EXERCISE GOAL: Reproduce all of the data that follows, character for character.

Figure record listings:
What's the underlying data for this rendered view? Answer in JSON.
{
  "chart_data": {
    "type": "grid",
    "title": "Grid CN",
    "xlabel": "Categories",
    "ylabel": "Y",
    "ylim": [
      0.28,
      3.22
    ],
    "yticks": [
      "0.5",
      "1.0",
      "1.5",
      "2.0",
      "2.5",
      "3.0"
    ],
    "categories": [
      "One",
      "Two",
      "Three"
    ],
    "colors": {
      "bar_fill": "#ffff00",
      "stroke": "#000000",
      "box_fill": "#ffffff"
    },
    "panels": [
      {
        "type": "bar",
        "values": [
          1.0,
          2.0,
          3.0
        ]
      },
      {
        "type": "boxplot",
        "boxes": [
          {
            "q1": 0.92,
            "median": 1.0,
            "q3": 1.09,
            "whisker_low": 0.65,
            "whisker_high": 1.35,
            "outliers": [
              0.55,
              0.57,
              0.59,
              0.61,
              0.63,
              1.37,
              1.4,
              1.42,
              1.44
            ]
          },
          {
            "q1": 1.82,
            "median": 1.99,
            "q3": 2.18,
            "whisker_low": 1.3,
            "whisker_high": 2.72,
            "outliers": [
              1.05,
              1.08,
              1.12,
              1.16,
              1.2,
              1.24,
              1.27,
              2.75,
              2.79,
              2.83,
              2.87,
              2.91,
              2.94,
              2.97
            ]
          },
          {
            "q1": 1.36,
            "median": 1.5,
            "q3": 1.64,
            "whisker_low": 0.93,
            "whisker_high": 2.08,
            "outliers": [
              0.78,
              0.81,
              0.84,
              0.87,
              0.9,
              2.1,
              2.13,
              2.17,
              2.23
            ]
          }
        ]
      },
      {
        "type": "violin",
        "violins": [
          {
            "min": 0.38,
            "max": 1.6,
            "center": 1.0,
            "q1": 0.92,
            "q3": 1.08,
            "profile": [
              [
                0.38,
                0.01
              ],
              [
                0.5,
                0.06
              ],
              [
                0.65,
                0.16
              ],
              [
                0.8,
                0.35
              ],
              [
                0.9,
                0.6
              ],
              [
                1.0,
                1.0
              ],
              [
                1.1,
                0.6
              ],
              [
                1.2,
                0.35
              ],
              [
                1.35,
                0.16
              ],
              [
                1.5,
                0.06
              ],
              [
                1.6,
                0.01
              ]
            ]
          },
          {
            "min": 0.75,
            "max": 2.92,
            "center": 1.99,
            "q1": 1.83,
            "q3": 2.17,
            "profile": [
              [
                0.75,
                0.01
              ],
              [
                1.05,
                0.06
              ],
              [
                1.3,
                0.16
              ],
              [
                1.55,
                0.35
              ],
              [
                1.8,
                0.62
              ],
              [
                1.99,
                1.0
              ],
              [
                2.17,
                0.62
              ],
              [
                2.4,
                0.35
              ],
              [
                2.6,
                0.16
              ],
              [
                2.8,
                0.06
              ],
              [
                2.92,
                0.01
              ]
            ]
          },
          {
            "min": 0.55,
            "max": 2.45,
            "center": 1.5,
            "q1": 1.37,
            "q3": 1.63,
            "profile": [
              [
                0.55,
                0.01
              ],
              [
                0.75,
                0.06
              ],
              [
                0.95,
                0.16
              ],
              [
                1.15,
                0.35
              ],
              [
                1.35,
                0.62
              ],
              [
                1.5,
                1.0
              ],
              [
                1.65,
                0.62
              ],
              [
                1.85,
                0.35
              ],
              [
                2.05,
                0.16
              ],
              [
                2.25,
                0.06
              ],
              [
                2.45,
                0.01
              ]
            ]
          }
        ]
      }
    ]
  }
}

SOLUTION FOR THIS TASK:
What's the underlying data for this rendered view? Answer in JSON.
{
  "chart_data": {
    "type": "grid",
    "title": "Grid CN",
    "xlabel": "Categories",
    "ylabel": "Y",
    "ylim": [
      0.28,
      3.22
    ],
    "yticks": [
      "0.5",
      "1.0",
      "1.5",
      "2.0",
      "2.5",
      "3.0"
    ],
    "categories": [
      "One",
      "Two",
      "Three"
    ],
    "colors": {
      "bar_fill": "#ffff00",
      "stroke": "#000000",
      "box_fill": "#ffffff"
    },
    "panels": [
      {
        "type": "bar",
        "values": [
          1.0,
          2.0,
          3.0
        ]
      },
      {
        "type": "boxplot",
        "boxes": [
          {
            "q1": 0.92,
            "median": 1.0,
            "q3": 1.09,
            "whisker_low": 0.65,
            "whisker_high": 1.35,
            "outliers": [
              0.55,
              0.57,
              0.59,
              0.61,
              0.63,
              1.37,
              1.4,
              1.42,
              1.44
            ]
          },
          {
            "q1": 1.82,
            "median": 1.99,
            "q3": 2.18,
            "whisker_low": 1.3,
            "whisker_high": 2.72,
            "outliers": [
              1.05,
              1.08,
              1.12,
              1.16,
              1.2,
              1.24,
              1.27,
              2.75,
              2.79,
              2.83,
              2.87,
              2.91,
              2.94,
              2.97
            ]
          },
          {
            "q1": 1.36,
            "median": 1.5,
            "q3": 1.64,
            "whisker_low": 0.93,
            "whisker_high": 2.08,
            "outliers": [
              0.78,
              0.81,
              0.84,
              0.87,
              0.9,
              2.1,
              2.13,
              2.17,
              2.23
            ]
          }
        ]
      },
      {
        "type": "violin",
        "violins": [
          {
            "min": 0.38,
            "max": 1.6,
            "center": 1.0,
            "q1": 0.92,
            "q3": 1.08,
            "profile": [
              [
                0.38,
                0.01
              ],
              [
                0.5,
                0.06
              ],
              [
                0.65,
                0.16
              ],
              [
                0.8,
                0.35
              ],
              [
                0.9,
                0.6
              ],
              [
                1.0,
                1.0
              ],
              [
                1.1,
                0.6
              ],
              [
                1.2,
                0.35
              ],
              [
                1.35,
                0.16
              ],
              [
                1.5,
                0.06
              ],
              [
                1.6,
                0.01
              ]
            ]
          },
          {
            "min": 0.75,
            "max": 2.92,
            "center": 1.99,
            "q1": 1.83,
            "q3": 2.17,
            "profile": [
              [
                0.75,
                0.01
              ],
              [
                1.05,
                0.06
              ],
              [
                1.3,
                0.16
              ],
              [
                1.55,
                0.35
              ],
              [
                1.8,
                0.62
              ],
              [
                1.99,
                1.0
              ],
              [
                2.17,
                0.62
              ],
              [
                2.4,
                0.35
              ],
              [
                2.6,
                0.16
              ],
              [
                2.8,
                0.06
              ],
              [
                2.92,
                0.01
              ]
            ]
          },
          {
            "min": 0.55,
            "max": 2.45,
            "center": 1.5,
            "q1": 1.37,
            "q3": 1.63,
            "profile": [
              [
                0.55,
                0.01
              ],
              [
                0.75,
                0.06
              ],
              [
                0.95,
                0.16
              ],
              [
                1.15,
                0.35
              ],
              [
                1.35,
                0.62
              ],
              [
                1.5,
                1.0
              ],
              [
                1.65,
                0.62
              ],
              [
                1.85,
                0.35
              ],
              [
                2.05,
                0.16
              ],
              [
                2.25,
                0.06
              ],
              [
                2.45,
                0.01
              ]
            ]
          }
        ]
      }
    ]
  }
}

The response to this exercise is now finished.